(Spatial annotation entries)
>>>>>
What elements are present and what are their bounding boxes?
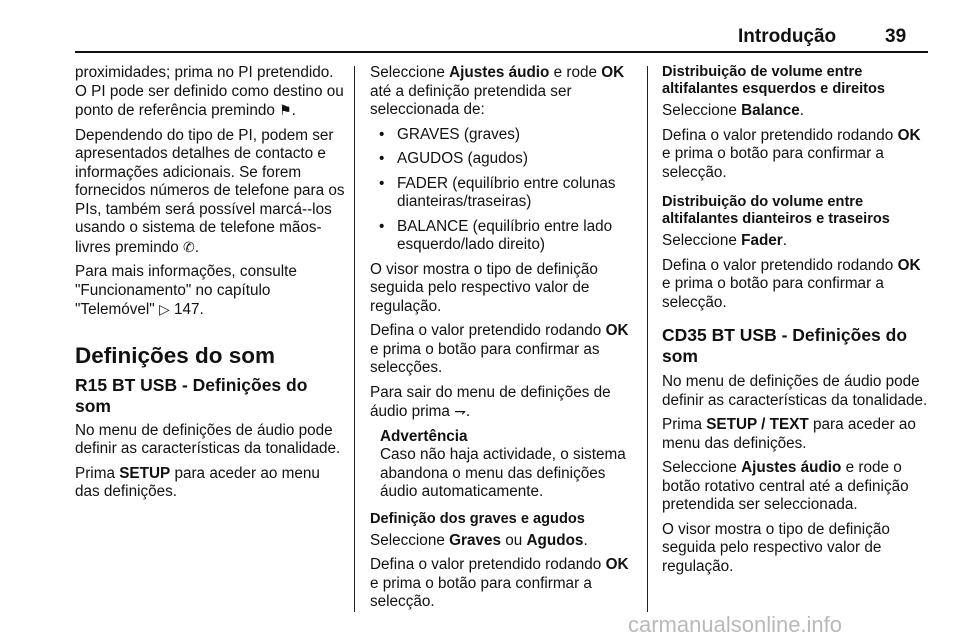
heading-bass-treble: Definição dos graves e agudos [370, 510, 585, 527]
paragraph: O visor mostra o tipo de definição seguida pelo respectivo valor de regulação. [662, 520, 890, 575]
column-1 [75, 64, 347, 508]
paragraph: No menu de definições de áudio pode definir as características da tonalidade. [662, 373, 928, 409]
column-divider-1 [354, 66, 355, 612]
paragraph: Seleccione Ajustes áudio e rode OK até a definição pretendida ser seleccionada de: [370, 64, 625, 118]
note-title: Advertência [380, 427, 468, 445]
column-divider-2 [647, 66, 648, 612]
paragraph: Para sair do menu de definições de áudio prima ⇁. [370, 383, 611, 420]
paragraph: Para mais informações, consulte "Funcionamento" no capítulo "Telemóvel" ▷ 147. [75, 263, 297, 318]
paragraph: Defina o valor pretendido rodando OK e prima o botão para confirmar a selecção. [370, 556, 629, 610]
note-text: Caso não haja actividade, o sistema abandona o menu das definições áudio automaticamente. [380, 446, 626, 500]
heading-balance: Distribuição de volume entre altifalantes esquerdos e direitos [662, 64, 886, 97]
list-item: • AGUDOS (agudos) [370, 150, 636, 169]
column-2 [370, 64, 636, 618]
page-number: 39 [885, 26, 907, 47]
paragraph: O visor mostra o tipo de definição seguida pelo respectivo valor de regulação. [370, 260, 598, 315]
heading-cd35-sound-settings: CD35 BT USB - Definições do som [662, 325, 908, 366]
heading-r15-sound-settings: R15 BT USB - Definições do som [75, 374, 308, 416]
column-3 [662, 64, 932, 582]
paragraph: Seleccione Graves ou Agudos. [370, 531, 588, 549]
header-rule [75, 51, 928, 53]
list-item: • GRAVES (graves) [370, 126, 636, 145]
heading-sound-settings: Definições do som [75, 342, 276, 368]
paragraph: Defina o valor pretendido rodando OK e prima o botão para confirmar a selecção. [662, 256, 921, 311]
flag-icon: ⚑ [279, 102, 292, 118]
note-box [380, 428, 636, 502]
list-item: • FADER (equilíbrio entre colunas dianteiras/traseiras) [370, 175, 636, 212]
paragraph: Defina o valor pretendido rodando OK e prima o botão para confirmar a selecção. [662, 126, 921, 181]
list-item: • BALANCE (equilíbrio entre lado esquerdo/lado direito) [370, 218, 636, 255]
paragraph: Defina o valor pretendido rodando OK e prima o botão para confirmar as selecções. [370, 322, 629, 376]
page-reference-icon: ▷ [158, 301, 170, 317]
settings-list [370, 126, 636, 255]
paragraph: Seleccione Fader. [662, 232, 787, 249]
paragraph: Prima SETUP / TEXT para aceder ao menu das definições. [662, 416, 916, 452]
paragraph: proximidades; prima no PI pretendido. O PI pode ser definido como destino ou ponto de referência premindo ⚑. [75, 64, 344, 119]
phone-icon: ✆ [182, 238, 195, 255]
paragraph: No menu de definições de áudio pode definir as características da tonalidade. [75, 421, 341, 457]
header-section-title: Introdução [738, 26, 837, 47]
paragraph: Seleccione Balance. [662, 102, 805, 119]
paragraph: Dependendo do tipo de PI, podem ser apresentados detalhes de contacto e informações adicionais. Se forem fornecidos números de telefone para os PIs, também será possível marcá--los usando o sistema de telefone mãos-livres premindo ✆. [75, 126, 345, 256]
paragraph: Seleccione Ajustes áudio e rode o botão rotativo central até a definição pretendida ser seleccionada. [662, 459, 909, 513]
watermark: carmanualsonline.info [628, 612, 843, 637]
heading-fader: Distribuição do volume entre altifalantes dianteiros e traseiros [662, 194, 890, 227]
paragraph: Prima SETUP para aceder ao menu das definições. [75, 464, 320, 500]
back-icon: ⇁ [454, 403, 466, 419]
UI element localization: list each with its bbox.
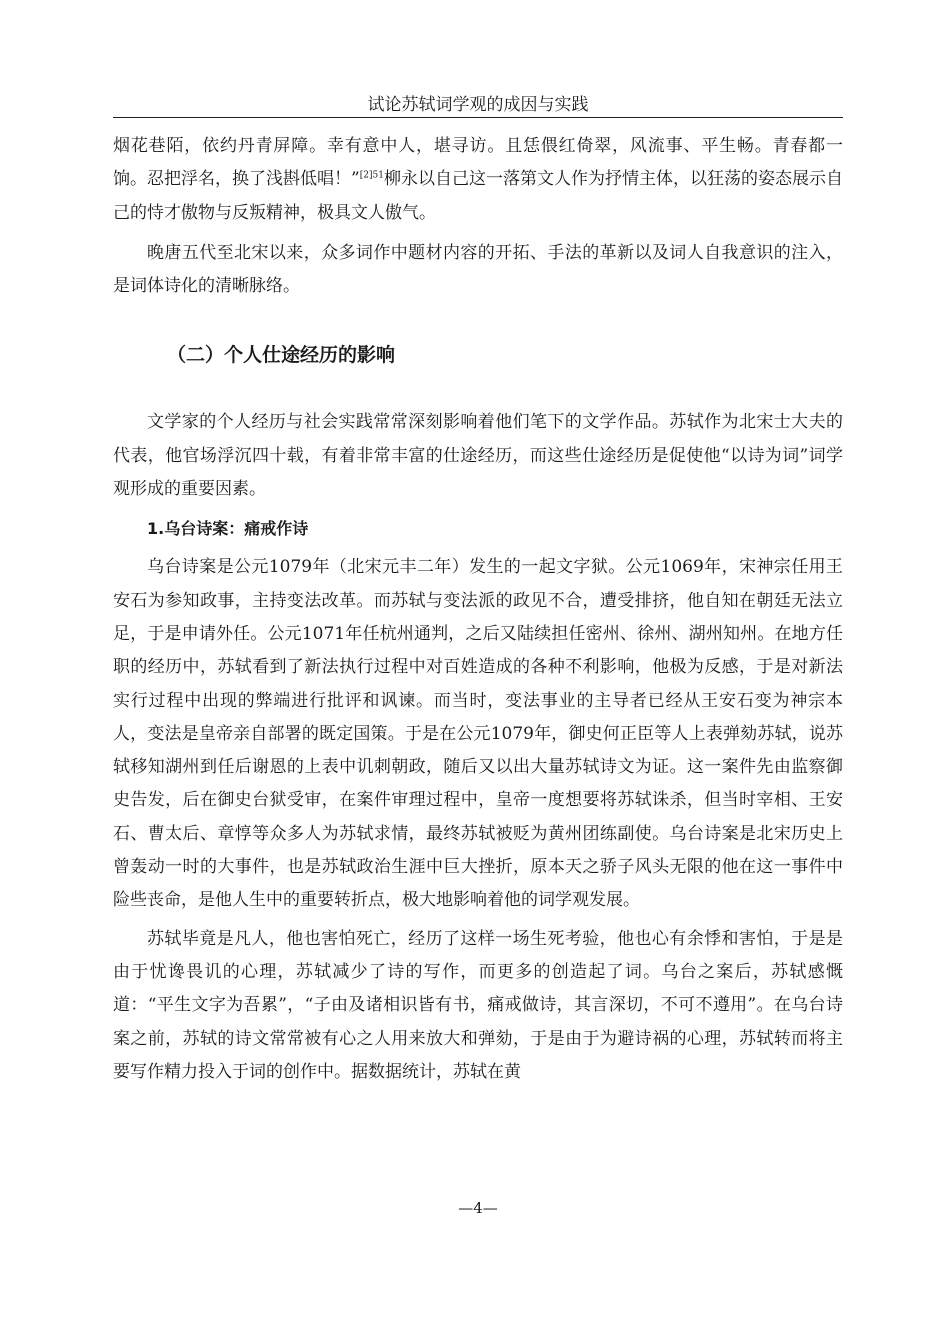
paragraph-text: 烟花巷陌，依约丹青屏障。幸有意中人，堪寻访。且恁偎红倚翠，风流事、平生畅。青春都一饷。忍把浮名，换了浅斟低唱！” <box>113 136 843 190</box>
header-rule <box>113 117 843 118</box>
paragraph: 苏轼毕竟是凡人，他也害怕死亡，经历了这样一场生死考验，他也心有余悸和害怕，于是是由于忧谗畏讥的心理，苏轼减少了诗的写作，而更多的创造起了词。乌台之案后，苏轼感慨道：“平生文字为吾累”，“子由及诸相识皆有书，痛戒做诗，其言深切，不可不遵用”。在乌台诗案之前，苏轼的诗文常常被有心之人用来放大和弹劾，于是由于为避诗祸的心理，苏轼转而将主要写作精力投入于词的创作中。据数据统计，苏轼在黄 <box>113 928 843 1082</box>
citation-marker: [2]51 <box>359 170 384 181</box>
running-header: 试论苏轼词学观的成因与实践 <box>367 95 589 115</box>
section-heading: （二）个人仕途经历的影响 <box>167 344 396 367</box>
sub-heading: 1.乌台诗案：痛戒作诗 <box>147 519 309 539</box>
paragraph-continuation <box>113 130 843 230</box>
paragraph-text: 柳永以自己这一落第文人作为抒情主体，以狂荡的姿态展示自己的恃才傲物与反叛精神，极具文人傲气。 <box>113 169 843 223</box>
paragraph: 乌台诗案是公元1079年（北宋元丰二年）发生的一起文字狱。公元1069年，宋神宗任用王安石为参知政事，主持变法改革。而苏轼与变法派的政见不合，遭受排挤，他自知在朝廷无法立足，于是申请外任。公元1071年任杭州通判，之后又陆续担任密州、徐州、湖州知州。在地方任职的经历中，苏轼看到了新法执行过程中对百姓造成的各种不利影响，他极为反感，于是对新法实行过程中出现的弊端进行批评和讽谏。而当时，变法事业的主导者已经从王安石变为神宗本人，变法是皇帝亲自部署的既定国策。于是在公元1079年，御史何正臣等人上表弹劾苏轼，说苏轼移知湖州到任后谢恩的上表中讥刺朝政，随后又以出大量苏轼诗文为证。这一案件先由监察御史告发，后在御史台狱受审，在案件审理过程中，皇帝一度想要将苏轼诛杀，但当时宰相、王安石、曹太后、章惇等众多人为苏轼求情，最终苏轼被贬为黄州团练副使。乌台诗案是北宋历史上曾轰动一时的大事件，也是苏轼政治生涯中巨大挫折，原本天之骄子风头无限的他在这一事件中险些丧命，是他人生中的重要转折点，极大地影响着他的词学观发展。 <box>113 557 843 911</box>
paragraph: 晚唐五代至北宋以来，众多词作中题材内容的开拓、手法的革新以及词人自我意识的注入，是词体诗化的清晰脉络。 <box>113 242 843 297</box>
body-text <box>113 130 843 1089</box>
paragraph: 文学家的个人经历与社会实践常常深刻影响着他们笔下的文学作品。苏轼作为北宋士大夫的代表，他官场浮沉四十载，有着非常丰富的仕途经历，而这些仕途经历是促使他“以诗为词”词学观形成的重要因素。 <box>113 412 843 500</box>
page-number: —4— <box>458 1199 498 1217</box>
<<<<<
- **Task to carry out**:
Copy out, without changes, the lines of the material from the line containing "136 843 190</box>" through the line containing "header-rule <box>113 117 843 118</box>".

- **Reply**:
paragraph-text: 烟花巷陌，依约丹青屏障。幸有意中人，堪寻访。且恁偎红倚翠，风流事、平生畅。青春都一饷。忍把浮名，换了浅斟低唱！” <box>113 136 843 190</box>
header-rule <box>113 117 843 118</box>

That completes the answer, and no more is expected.